┏━━
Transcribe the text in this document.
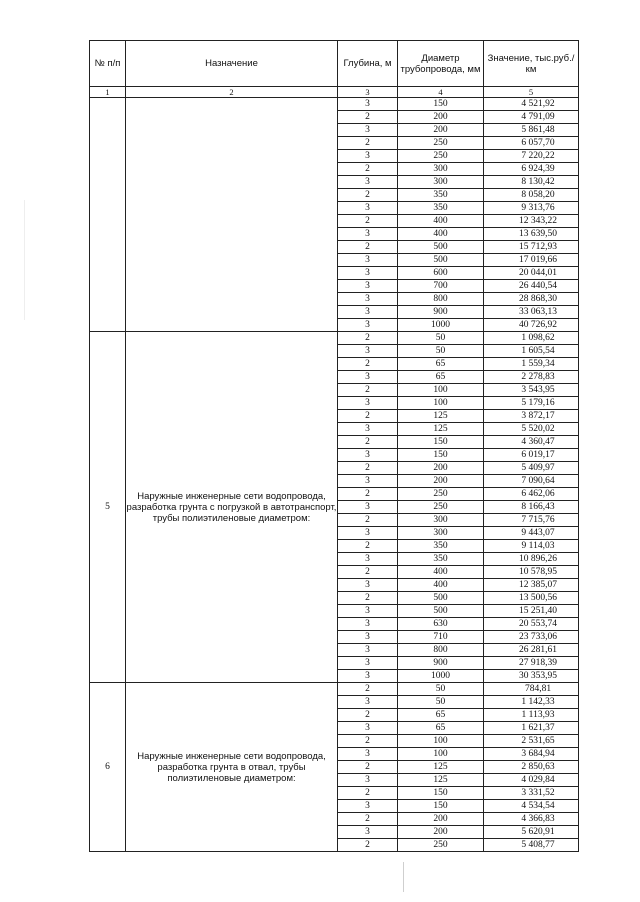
№ п/п	Назначение	Глубина, м	Диаметр трубопровода, мм	Значение, тыс.руб./км
1	2	3	4	5
		3	150	4 521,92
		2	200	4 791,09
		3	200	5 861,48
		2	250	6 057,70
		3	250	7 220,22
		2	300	6 924,39
		3	300	8 130,42
		2	350	8 058,20
		3	350	9 313,76
		2	400	12 343,22
		3	400	13 639,50
		2	500	15 712,93
		3	500	17 019,66
		3	600	20 044,01
		3	700	26 440,54
		3	800	28 868,30
		3	900	33 063,13
		3	1000	40 726,92
5	Наружные инженерные сети водопровода, разработка грунта с погрузкой в автотранспорт, трубы полиэтиленовые диаметром:	2	50	1 098,62
		3	50	1 605,54
		2	65	1 559,34
		3	65	2 278,83
		2	100	3 543,95
		3	100	5 179,16
		2	125	3 872,17
		3	125	5 520,02
		2	150	4 360,47
		3	150	6 019,17
		2	200	5 409,97
		3	200	7 090,64
		2	250	6 462,06
		3	250	8 166,43
		2	300	7 715,76
		3	300	9 443,07
		2	350	9 114,03
		3	350	10 896,26
		2	400	10 578,95
		3	400	12 385,07
		2	500	13 500,56
		3	500	15 251,40
		3	630	20 553,74
		3	710	23 733,06
		3	800	26 281,61
		3	900	27 918,39
		3	1000	30 353,95
6	Наружные инженерные сети водопровода, разработка грунта в отвал, трубы полиэтиленовые диаметром:	2	50	784,81
		3	50	1 142,33
		2	65	1 113,93
		3	65	1 621,37
		2	100	2 531,65
		3	100	3 684,94
		2	125	2 850,63
		3	125	4 029,84
		2	150	3 331,52
		3	150	4 534,54
		2	200	4 366,83
		3	200	5 620,91
		2	250	5 408,77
┗━━
# TASK OBJECTIVE
Restate the whole listing above exactly, except for its images.

# COMPLETED EXERCISE
Transcribe the text in this document.
№ п/п	Назначение	Глубина, м	Диаметр трубопровода, мм	Значение, тыс.руб./км
1	2	3	4	5
		3	150	4 521,92
		2	200	4 791,09
		3	200	5 861,48
		2	250	6 057,70
		3	250	7 220,22
		2	300	6 924,39
		3	300	8 130,42
		2	350	8 058,20
		3	350	9 313,76
		2	400	12 343,22
		3	400	13 639,50
		2	500	15 712,93
		3	500	17 019,66
		3	600	20 044,01
		3	700	26 440,54
		3	800	28 868,30
		3	900	33 063,13
		3	1000	40 726,92
5	Наружные инженерные сети водопровода, разработка грунта с погрузкой в автотранспорт, трубы полиэтиленовые диаметром:	2	50	1 098,62
		3	50	1 605,54
		2	65	1 559,34
		3	65	2 278,83
		2	100	3 543,95
		3	100	5 179,16
		2	125	3 872,17
		3	125	5 520,02
		2	150	4 360,47
		3	150	6 019,17
		2	200	5 409,97
		3	200	7 090,64
		2	250	6 462,06
		3	250	8 166,43
		2	300	7 715,76
		3	300	9 443,07
		2	350	9 114,03
		3	350	10 896,26
		2	400	10 578,95
		3	400	12 385,07
		2	500	13 500,56
		3	500	15 251,40
		3	630	20 553,74
		3	710	23 733,06
		3	800	26 281,61
		3	900	27 918,39
		3	1000	30 353,95
6	Наружные инженерные сети водопровода, разработка грунта в отвал, трубы полиэтиленовые диаметром:	2	50	784,81
		3	50	1 142,33
		2	65	1 113,93
		3	65	1 621,37
		2	100	2 531,65
		3	100	3 684,94
		2	125	2 850,63
		3	125	4 029,84
		2	150	3 331,52
		3	150	4 534,54
		2	200	4 366,83
		3	200	5 620,91
		2	250	5 408,77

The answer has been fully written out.